The records below:
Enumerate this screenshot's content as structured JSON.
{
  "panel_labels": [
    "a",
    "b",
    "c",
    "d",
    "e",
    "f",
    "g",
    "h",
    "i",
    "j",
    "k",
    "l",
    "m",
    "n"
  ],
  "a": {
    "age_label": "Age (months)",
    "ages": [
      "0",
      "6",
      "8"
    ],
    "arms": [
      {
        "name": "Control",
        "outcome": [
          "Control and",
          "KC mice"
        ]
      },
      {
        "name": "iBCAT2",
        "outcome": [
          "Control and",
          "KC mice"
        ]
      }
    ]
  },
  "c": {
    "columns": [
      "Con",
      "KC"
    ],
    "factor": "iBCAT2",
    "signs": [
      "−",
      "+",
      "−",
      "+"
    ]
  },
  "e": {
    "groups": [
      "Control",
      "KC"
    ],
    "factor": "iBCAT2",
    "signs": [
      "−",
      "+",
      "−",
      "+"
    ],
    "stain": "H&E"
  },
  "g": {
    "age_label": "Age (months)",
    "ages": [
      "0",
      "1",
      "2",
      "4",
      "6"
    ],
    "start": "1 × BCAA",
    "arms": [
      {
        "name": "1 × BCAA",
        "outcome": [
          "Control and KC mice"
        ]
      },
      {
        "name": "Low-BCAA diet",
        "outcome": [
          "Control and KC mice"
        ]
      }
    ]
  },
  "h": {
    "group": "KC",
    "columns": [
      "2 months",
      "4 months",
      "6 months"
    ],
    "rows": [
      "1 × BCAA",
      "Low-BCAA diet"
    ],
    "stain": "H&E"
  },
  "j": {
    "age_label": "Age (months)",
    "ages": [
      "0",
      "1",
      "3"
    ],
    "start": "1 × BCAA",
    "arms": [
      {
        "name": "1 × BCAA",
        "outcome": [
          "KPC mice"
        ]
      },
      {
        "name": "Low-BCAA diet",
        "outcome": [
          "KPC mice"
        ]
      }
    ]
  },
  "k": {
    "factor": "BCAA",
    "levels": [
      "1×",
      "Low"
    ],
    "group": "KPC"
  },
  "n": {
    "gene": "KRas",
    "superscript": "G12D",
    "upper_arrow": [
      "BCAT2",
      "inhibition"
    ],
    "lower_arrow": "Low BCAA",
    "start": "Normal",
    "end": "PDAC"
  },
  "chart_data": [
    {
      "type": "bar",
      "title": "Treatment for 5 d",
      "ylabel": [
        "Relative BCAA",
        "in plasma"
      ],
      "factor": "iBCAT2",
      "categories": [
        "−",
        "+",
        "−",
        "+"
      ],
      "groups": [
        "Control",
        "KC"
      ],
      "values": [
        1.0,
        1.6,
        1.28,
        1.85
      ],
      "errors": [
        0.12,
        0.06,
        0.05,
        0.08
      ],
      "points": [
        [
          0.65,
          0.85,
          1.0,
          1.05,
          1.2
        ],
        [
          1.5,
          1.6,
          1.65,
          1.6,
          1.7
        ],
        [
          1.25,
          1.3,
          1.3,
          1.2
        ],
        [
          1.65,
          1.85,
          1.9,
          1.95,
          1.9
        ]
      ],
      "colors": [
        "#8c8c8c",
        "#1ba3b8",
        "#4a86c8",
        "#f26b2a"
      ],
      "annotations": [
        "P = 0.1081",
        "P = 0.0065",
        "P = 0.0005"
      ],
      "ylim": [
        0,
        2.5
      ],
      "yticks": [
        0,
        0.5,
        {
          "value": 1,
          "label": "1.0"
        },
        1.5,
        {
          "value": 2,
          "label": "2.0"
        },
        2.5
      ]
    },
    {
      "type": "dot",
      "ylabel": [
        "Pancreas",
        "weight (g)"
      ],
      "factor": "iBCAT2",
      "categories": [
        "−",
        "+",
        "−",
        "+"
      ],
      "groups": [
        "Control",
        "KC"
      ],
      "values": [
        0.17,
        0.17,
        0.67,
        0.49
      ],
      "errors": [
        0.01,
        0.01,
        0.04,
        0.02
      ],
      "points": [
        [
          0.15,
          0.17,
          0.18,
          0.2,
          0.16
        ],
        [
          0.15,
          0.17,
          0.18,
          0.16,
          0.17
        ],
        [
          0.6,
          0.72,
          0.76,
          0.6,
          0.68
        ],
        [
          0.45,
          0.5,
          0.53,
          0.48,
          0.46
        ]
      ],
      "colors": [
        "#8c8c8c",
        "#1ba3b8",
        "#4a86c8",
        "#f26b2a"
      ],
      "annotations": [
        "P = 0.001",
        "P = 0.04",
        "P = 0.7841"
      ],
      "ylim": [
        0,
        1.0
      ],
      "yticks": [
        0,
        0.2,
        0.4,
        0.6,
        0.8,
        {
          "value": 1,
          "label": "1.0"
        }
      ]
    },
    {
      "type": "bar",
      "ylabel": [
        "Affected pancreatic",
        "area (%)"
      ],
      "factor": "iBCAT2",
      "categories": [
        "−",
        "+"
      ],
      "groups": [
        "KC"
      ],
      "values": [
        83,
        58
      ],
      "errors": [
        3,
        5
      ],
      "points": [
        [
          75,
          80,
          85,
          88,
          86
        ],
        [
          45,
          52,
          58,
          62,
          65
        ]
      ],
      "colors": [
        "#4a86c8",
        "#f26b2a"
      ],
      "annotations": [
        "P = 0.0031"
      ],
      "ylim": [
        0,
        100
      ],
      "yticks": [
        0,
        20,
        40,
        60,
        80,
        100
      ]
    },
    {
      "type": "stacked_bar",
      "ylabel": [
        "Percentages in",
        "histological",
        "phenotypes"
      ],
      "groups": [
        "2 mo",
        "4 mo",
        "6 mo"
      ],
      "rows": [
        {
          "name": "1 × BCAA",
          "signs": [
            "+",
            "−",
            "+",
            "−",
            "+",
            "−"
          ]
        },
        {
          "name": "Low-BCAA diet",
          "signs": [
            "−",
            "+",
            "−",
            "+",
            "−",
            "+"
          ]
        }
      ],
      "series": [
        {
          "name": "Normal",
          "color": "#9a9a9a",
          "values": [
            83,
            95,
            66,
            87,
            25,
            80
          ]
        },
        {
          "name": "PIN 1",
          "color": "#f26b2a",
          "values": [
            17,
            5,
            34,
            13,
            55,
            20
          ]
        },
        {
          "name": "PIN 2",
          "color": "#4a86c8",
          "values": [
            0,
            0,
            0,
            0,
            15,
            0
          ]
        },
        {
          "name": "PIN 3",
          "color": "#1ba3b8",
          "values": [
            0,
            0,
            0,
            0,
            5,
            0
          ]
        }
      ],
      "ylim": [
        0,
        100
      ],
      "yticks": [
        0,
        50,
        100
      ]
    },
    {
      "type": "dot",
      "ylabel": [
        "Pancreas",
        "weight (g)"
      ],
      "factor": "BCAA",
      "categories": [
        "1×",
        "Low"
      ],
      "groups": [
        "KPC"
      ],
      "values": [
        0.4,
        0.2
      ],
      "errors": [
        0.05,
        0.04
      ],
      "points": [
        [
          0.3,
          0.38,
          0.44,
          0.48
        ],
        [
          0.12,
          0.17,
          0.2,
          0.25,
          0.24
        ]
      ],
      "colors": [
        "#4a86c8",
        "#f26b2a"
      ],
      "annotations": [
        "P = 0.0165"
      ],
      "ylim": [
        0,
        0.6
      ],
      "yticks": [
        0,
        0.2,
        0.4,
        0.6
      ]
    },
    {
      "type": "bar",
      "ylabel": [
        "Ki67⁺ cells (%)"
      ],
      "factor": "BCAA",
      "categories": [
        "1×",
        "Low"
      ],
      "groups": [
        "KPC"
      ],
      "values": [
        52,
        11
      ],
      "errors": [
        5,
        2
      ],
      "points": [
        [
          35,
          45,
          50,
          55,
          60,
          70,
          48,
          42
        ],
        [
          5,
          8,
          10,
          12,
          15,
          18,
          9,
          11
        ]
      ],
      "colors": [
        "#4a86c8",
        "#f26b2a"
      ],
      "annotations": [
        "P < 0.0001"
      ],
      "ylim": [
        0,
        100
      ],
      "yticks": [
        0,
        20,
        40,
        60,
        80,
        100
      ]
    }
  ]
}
End of The records.
What to work on
All the lines that hold the word "diet" must appear in the answer, copied from the records.

Answer box
        "name": "Low-BCAA diet",
      "Low-BCAA diet"
        "name": "Low-BCAA diet",
          "name": "Low-BCAA diet",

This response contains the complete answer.